Excerpted records:
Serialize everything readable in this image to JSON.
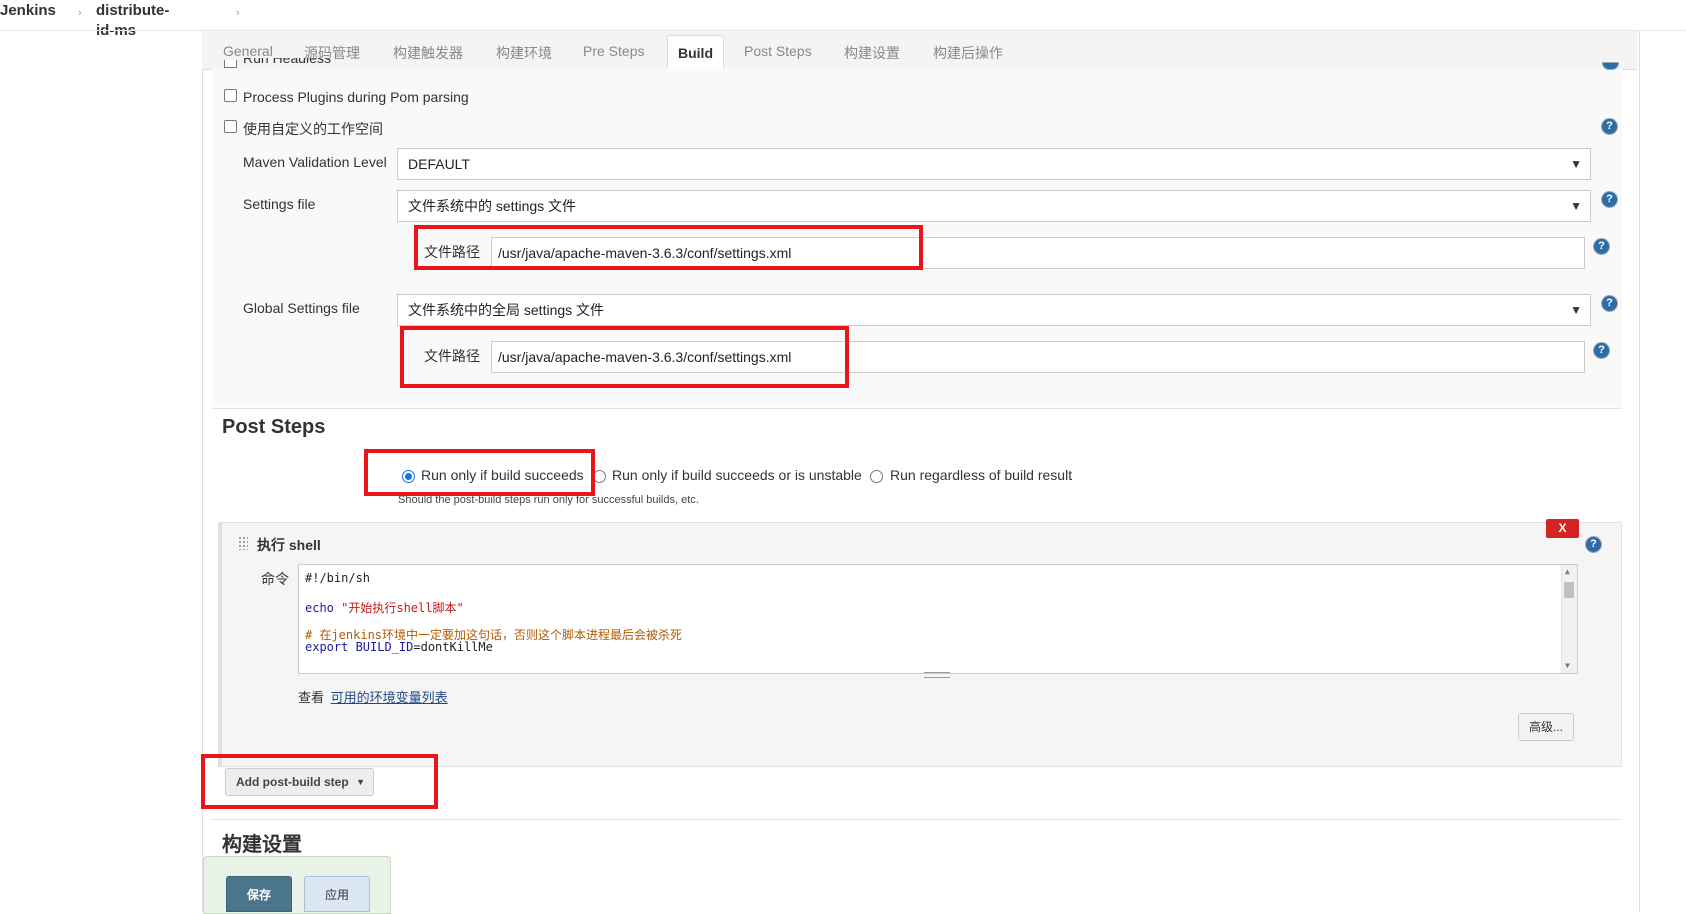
{
  "breadcrumb": {
    "root": "Jenkins",
    "job": "distribute-id-ms"
  },
  "tabs": [
    "General",
    "源码管理",
    "构建触发器",
    "构建环境",
    "Pre Steps",
    "Build",
    "Post Steps",
    "构建设置",
    "构建后操作"
  ],
  "build": {
    "cut_checkbox_label": "Run Headless",
    "process_plugins_label": "Process Plugins during Pom parsing",
    "custom_workspace_label": "使用自定义的工作空间",
    "maven_validation_label": "Maven Validation Level",
    "maven_validation_value": "DEFAULT",
    "settings_file_label": "Settings file",
    "settings_file_value": "文件系统中的 settings 文件",
    "settings_path_label": "文件路径",
    "settings_path_value": "/usr/java/apache-maven-3.6.3/conf/settings.xml",
    "global_settings_label": "Global Settings file",
    "global_settings_value": "文件系统中的全局 settings 文件",
    "global_path_label": "文件路径",
    "global_path_value": "/usr/java/apache-maven-3.6.3/conf/settings.xml"
  },
  "post_steps": {
    "title": "Post Steps",
    "radio_success": "Run only if build succeeds",
    "radio_unstable": "Run only if build succeeds or is unstable",
    "radio_always": "Run regardless of build result",
    "selected": "Run only if build succeeds",
    "hint": "Should the post-build steps run only for successful builds, etc.",
    "shell_title": "执行 shell",
    "command_label": "命令",
    "script_lines": [
      "#!/bin/sh",
      "echo \"开始执行shell脚本\"",
      "# 在jenkins环境中一定要加这句话，否则这个脚本进程最后会被杀死",
      "export BUILD_ID=dontKillMe"
    ],
    "env_prefix": "查看",
    "env_link": "可用的环境变量列表",
    "advanced_button": "高级...",
    "delete_button": "X",
    "add_step_button": "Add post-build step"
  },
  "build_settings_title": "构建设置",
  "footer": {
    "save": "保存",
    "apply": "应用"
  },
  "colors": {
    "highlight_red": "#e8151b",
    "save_blue": "#4b758b",
    "apply_bg": "#dbe7f3"
  }
}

Task goal: Output the data above without changes, apart from leaving out the pictures.

Correct answer:
Serialize everything readable in this image to JSON.
{
  "breadcrumb": {
    "root": "Jenkins",
    "job": "distribute-id-ms"
  },
  "tabs": [
    "General",
    "源码管理",
    "构建触发器",
    "构建环境",
    "Pre Steps",
    "Build",
    "Post Steps",
    "构建设置",
    "构建后操作"
  ],
  "build": {
    "cut_checkbox_label": "Run Headless",
    "process_plugins_label": "Process Plugins during Pom parsing",
    "custom_workspace_label": "使用自定义的工作空间",
    "maven_validation_label": "Maven Validation Level",
    "maven_validation_value": "DEFAULT",
    "settings_file_label": "Settings file",
    "settings_file_value": "文件系统中的 settings 文件",
    "settings_path_label": "文件路径",
    "settings_path_value": "/usr/java/apache-maven-3.6.3/conf/settings.xml",
    "global_settings_label": "Global Settings file",
    "global_settings_value": "文件系统中的全局 settings 文件",
    "global_path_label": "文件路径",
    "global_path_value": "/usr/java/apache-maven-3.6.3/conf/settings.xml"
  },
  "post_steps": {
    "title": "Post Steps",
    "radio_success": "Run only if build succeeds",
    "radio_unstable": "Run only if build succeeds or is unstable",
    "radio_always": "Run regardless of build result",
    "selected": "Run only if build succeeds",
    "hint": "Should the post-build steps run only for successful builds, etc.",
    "shell_title": "执行 shell",
    "command_label": "命令",
    "script_lines": [
      "#!/bin/sh",
      "echo \"开始执行shell脚本\"",
      "# 在jenkins环境中一定要加这句话，否则这个脚本进程最后会被杀死",
      "export BUILD_ID=dontKillMe"
    ],
    "env_prefix": "查看",
    "env_link": "可用的环境变量列表",
    "advanced_button": "高级...",
    "delete_button": "X",
    "add_step_button": "Add post-build step"
  },
  "build_settings_title": "构建设置",
  "footer": {
    "save": "保存",
    "apply": "应用"
  },
  "colors": {
    "highlight_red": "#e8151b",
    "save_blue": "#4b758b",
    "apply_bg": "#dbe7f3"
  }
}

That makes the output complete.